Records from a data source:
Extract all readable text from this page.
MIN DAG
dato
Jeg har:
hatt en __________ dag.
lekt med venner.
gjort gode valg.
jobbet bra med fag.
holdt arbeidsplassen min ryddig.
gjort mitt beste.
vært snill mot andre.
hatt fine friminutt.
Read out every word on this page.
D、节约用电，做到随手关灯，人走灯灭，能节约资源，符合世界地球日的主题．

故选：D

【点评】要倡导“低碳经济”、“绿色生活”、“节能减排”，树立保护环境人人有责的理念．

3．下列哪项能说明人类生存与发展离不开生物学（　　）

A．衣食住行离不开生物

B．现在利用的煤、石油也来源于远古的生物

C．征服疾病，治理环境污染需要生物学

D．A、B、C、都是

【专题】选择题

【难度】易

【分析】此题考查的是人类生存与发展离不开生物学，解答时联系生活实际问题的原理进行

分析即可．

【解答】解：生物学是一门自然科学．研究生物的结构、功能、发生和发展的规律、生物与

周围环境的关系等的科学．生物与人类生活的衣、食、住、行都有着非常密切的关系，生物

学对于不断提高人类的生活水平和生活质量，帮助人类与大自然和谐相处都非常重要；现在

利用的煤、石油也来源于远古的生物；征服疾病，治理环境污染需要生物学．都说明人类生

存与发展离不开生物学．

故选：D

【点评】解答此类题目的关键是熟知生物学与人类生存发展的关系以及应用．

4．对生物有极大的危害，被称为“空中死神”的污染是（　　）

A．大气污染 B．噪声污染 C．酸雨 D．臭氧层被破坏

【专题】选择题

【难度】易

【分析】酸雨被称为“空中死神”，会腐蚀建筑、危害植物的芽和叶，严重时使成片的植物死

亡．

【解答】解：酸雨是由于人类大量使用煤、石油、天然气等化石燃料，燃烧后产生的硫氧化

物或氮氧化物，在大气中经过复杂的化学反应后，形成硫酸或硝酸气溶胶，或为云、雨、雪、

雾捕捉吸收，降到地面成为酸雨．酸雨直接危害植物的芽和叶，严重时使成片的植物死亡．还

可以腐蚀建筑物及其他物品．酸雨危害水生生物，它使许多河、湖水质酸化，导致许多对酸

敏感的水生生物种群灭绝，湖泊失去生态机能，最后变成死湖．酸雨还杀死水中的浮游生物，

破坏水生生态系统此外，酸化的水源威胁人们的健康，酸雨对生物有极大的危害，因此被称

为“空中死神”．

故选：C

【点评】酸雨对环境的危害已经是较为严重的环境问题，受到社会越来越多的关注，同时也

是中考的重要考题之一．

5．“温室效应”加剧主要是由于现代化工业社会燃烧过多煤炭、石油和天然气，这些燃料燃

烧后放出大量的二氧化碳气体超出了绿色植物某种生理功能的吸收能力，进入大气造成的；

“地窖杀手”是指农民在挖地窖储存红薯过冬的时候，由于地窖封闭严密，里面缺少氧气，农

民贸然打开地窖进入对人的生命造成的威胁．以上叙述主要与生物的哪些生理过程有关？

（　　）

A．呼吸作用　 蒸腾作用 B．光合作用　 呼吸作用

* **What you have to do**
List every line from the entries above in which "征服疾病" appears.

* **Exercise result**
C．征服疾病，治理环境污染需要生物学
利用的煤、石油也来源于远古的生物；征服疾病，治理环境污染需要生物学．都说明人类生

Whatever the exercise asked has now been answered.